WRITTEN REQUEST
Transcribe the records below exactly.

MATERIAL FOR THIS EXERCISE
=-=-=-=-=
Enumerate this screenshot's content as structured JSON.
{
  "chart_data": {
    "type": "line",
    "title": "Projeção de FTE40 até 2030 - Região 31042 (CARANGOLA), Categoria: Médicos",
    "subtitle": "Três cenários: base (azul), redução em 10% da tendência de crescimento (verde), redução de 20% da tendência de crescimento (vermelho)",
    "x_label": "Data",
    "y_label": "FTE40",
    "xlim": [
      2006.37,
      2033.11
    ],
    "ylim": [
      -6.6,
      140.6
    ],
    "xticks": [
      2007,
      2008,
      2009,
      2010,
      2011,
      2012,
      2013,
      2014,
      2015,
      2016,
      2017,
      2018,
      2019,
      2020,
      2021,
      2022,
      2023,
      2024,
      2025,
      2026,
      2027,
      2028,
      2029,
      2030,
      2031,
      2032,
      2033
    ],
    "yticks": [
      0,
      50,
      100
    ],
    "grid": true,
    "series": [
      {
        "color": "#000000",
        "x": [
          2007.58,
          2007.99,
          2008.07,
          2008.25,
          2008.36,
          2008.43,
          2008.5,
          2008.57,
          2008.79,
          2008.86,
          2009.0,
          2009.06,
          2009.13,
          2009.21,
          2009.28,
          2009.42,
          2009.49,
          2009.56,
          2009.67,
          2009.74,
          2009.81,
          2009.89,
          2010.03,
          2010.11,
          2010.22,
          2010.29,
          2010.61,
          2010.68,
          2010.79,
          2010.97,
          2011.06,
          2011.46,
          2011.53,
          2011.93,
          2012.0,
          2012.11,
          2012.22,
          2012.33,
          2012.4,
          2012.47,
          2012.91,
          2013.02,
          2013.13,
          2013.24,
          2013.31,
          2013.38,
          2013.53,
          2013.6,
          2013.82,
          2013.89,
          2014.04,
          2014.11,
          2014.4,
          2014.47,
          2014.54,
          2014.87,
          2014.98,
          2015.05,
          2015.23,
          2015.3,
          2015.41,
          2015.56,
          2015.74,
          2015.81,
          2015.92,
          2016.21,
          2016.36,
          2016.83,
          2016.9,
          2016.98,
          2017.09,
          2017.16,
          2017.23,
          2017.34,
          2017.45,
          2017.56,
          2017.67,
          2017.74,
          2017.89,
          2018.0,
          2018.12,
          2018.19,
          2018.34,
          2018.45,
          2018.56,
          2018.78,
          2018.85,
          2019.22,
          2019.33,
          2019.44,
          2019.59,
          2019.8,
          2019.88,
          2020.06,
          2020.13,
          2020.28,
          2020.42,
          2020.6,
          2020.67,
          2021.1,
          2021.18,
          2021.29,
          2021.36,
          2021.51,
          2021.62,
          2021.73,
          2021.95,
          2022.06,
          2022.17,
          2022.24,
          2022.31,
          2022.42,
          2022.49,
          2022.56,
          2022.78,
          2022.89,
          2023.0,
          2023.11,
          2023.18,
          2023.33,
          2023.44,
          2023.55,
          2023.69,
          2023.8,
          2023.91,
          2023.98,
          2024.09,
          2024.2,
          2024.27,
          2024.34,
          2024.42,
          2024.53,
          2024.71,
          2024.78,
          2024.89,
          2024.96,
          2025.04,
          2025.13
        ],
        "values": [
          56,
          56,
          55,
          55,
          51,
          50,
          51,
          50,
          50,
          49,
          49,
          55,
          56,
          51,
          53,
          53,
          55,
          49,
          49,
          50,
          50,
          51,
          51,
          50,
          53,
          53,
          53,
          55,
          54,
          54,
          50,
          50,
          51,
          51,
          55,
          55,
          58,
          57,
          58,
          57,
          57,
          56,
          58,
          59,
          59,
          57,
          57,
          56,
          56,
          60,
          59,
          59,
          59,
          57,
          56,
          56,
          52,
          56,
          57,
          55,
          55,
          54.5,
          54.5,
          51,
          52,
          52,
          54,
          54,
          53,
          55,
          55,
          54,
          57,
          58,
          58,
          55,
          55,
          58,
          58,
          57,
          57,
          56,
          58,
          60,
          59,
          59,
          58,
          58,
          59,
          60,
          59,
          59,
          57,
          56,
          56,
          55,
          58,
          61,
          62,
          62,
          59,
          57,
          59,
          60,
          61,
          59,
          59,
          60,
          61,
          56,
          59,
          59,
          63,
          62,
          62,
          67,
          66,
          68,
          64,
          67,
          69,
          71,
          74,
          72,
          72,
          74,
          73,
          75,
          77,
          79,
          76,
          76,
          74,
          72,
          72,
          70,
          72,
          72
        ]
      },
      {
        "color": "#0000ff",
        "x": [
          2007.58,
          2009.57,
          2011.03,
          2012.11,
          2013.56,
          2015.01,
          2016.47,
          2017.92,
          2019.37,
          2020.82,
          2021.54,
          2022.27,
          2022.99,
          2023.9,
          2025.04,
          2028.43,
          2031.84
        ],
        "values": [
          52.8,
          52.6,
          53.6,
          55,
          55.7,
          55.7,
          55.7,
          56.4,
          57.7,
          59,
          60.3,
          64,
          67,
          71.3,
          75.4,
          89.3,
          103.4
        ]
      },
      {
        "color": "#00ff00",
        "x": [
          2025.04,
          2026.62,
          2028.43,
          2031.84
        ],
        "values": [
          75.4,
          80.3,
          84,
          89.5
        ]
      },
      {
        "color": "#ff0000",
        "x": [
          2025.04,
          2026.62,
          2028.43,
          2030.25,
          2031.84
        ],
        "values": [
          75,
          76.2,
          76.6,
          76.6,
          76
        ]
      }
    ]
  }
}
=-=-=-=-=
ANSWER TO THIS PROBLEM
Enumerate this screenshot's content as structured JSON.
{
  "chart_data": {
    "type": "line",
    "title": "Projeção de FTE40 até 2030 - Região 31042 (CARANGOLA), Categoria: Médicos",
    "subtitle": "Três cenários: base (azul), redução em 10% da tendência de crescimento (verde), redução de 20% da tendência de crescimento (vermelho)",
    "x_label": "Data",
    "y_label": "FTE40",
    "xlim": [
      2006.37,
      2033.11
    ],
    "ylim": [
      -6.6,
      140.6
    ],
    "xticks": [
      2007,
      2008,
      2009,
      2010,
      2011,
      2012,
      2013,
      2014,
      2015,
      2016,
      2017,
      2018,
      2019,
      2020,
      2021,
      2022,
      2023,
      2024,
      2025,
      2026,
      2027,
      2028,
      2029,
      2030,
      2031,
      2032,
      2033
    ],
    "yticks": [
      0,
      50,
      100
    ],
    "grid": true,
    "series": [
      {
        "color": "#000000",
        "x": [
          2007.58,
          2007.99,
          2008.07,
          2008.25,
          2008.36,
          2008.43,
          2008.5,
          2008.57,
          2008.79,
          2008.86,
          2009.0,
          2009.06,
          2009.13,
          2009.21,
          2009.28,
          2009.42,
          2009.49,
          2009.56,
          2009.67,
          2009.74,
          2009.81,
          2009.89,
          2010.03,
          2010.11,
          2010.22,
          2010.29,
          2010.61,
          2010.68,
          2010.79,
          2010.97,
          2011.06,
          2011.46,
          2011.53,
          2011.93,
          2012.0,
          2012.11,
          2012.22,
          2012.33,
          2012.4,
          2012.47,
          2012.91,
          2013.02,
          2013.13,
          2013.24,
          2013.31,
          2013.38,
          2013.53,
          2013.6,
          2013.82,
          2013.89,
          2014.04,
          2014.11,
          2014.4,
          2014.47,
          2014.54,
          2014.87,
          2014.98,
          2015.05,
          2015.23,
          2015.3,
          2015.41,
          2015.56,
          2015.74,
          2015.81,
          2015.92,
          2016.21,
          2016.36,
          2016.83,
          2016.9,
          2016.98,
          2017.09,
          2017.16,
          2017.23,
          2017.34,
          2017.45,
          2017.56,
          2017.67,
          2017.74,
          2017.89,
          2018.0,
          2018.12,
          2018.19,
          2018.34,
          2018.45,
          2018.56,
          2018.78,
          2018.85,
          2019.22,
          2019.33,
          2019.44,
          2019.59,
          2019.8,
          2019.88,
          2020.06,
          2020.13,
          2020.28,
          2020.42,
          2020.6,
          2020.67,
          2021.1,
          2021.18,
          2021.29,
          2021.36,
          2021.51,
          2021.62,
          2021.73,
          2021.95,
          2022.06,
          2022.17,
          2022.24,
          2022.31,
          2022.42,
          2022.49,
          2022.56,
          2022.78,
          2022.89,
          2023.0,
          2023.11,
          2023.18,
          2023.33,
          2023.44,
          2023.55,
          2023.69,
          2023.8,
          2023.91,
          2023.98,
          2024.09,
          2024.2,
          2024.27,
          2024.34,
          2024.42,
          2024.53,
          2024.71,
          2024.78,
          2024.89,
          2024.96,
          2025.04,
          2025.13
        ],
        "values": [
          56,
          56,
          55,
          55,
          51,
          50,
          51,
          50,
          50,
          49,
          49,
          55,
          56,
          51,
          53,
          53,
          55,
          49,
          49,
          50,
          50,
          51,
          51,
          50,
          53,
          53,
          53,
          55,
          54,
          54,
          50,
          50,
          51,
          51,
          55,
          55,
          58,
          57,
          58,
          57,
          57,
          56,
          58,
          59,
          59,
          57,
          57,
          56,
          56,
          60,
          59,
          59,
          59,
          57,
          56,
          56,
          52,
          56,
          57,
          55,
          55,
          54.5,
          54.5,
          51,
          52,
          52,
          54,
          54,
          53,
          55,
          55,
          54,
          57,
          58,
          58,
          55,
          55,
          58,
          58,
          57,
          57,
          56,
          58,
          60,
          59,
          59,
          58,
          58,
          59,
          60,
          59,
          59,
          57,
          56,
          56,
          55,
          58,
          61,
          62,
          62,
          59,
          57,
          59,
          60,
          61,
          59,
          59,
          60,
          61,
          56,
          59,
          59,
          63,
          62,
          62,
          67,
          66,
          68,
          64,
          67,
          69,
          71,
          74,
          72,
          72,
          74,
          73,
          75,
          77,
          79,
          76,
          76,
          74,
          72,
          72,
          70,
          72,
          72
        ]
      },
      {
        "color": "#0000ff",
        "x": [
          2007.58,
          2009.57,
          2011.03,
          2012.11,
          2013.56,
          2015.01,
          2016.47,
          2017.92,
          2019.37,
          2020.82,
          2021.54,
          2022.27,
          2022.99,
          2023.9,
          2025.04,
          2028.43,
          2031.84
        ],
        "values": [
          52.8,
          52.6,
          53.6,
          55,
          55.7,
          55.7,
          55.7,
          56.4,
          57.7,
          59,
          60.3,
          64,
          67,
          71.3,
          75.4,
          89.3,
          103.4
        ]
      },
      {
        "color": "#00ff00",
        "x": [
          2025.04,
          2026.62,
          2028.43,
          2031.84
        ],
        "values": [
          75.4,
          80.3,
          84,
          89.5
        ]
      },
      {
        "color": "#ff0000",
        "x": [
          2025.04,
          2026.62,
          2028.43,
          2030.25,
          2031.84
        ],
        "values": [
          75,
          76.2,
          76.6,
          76.6,
          76
        ]
      }
    ]
  }
}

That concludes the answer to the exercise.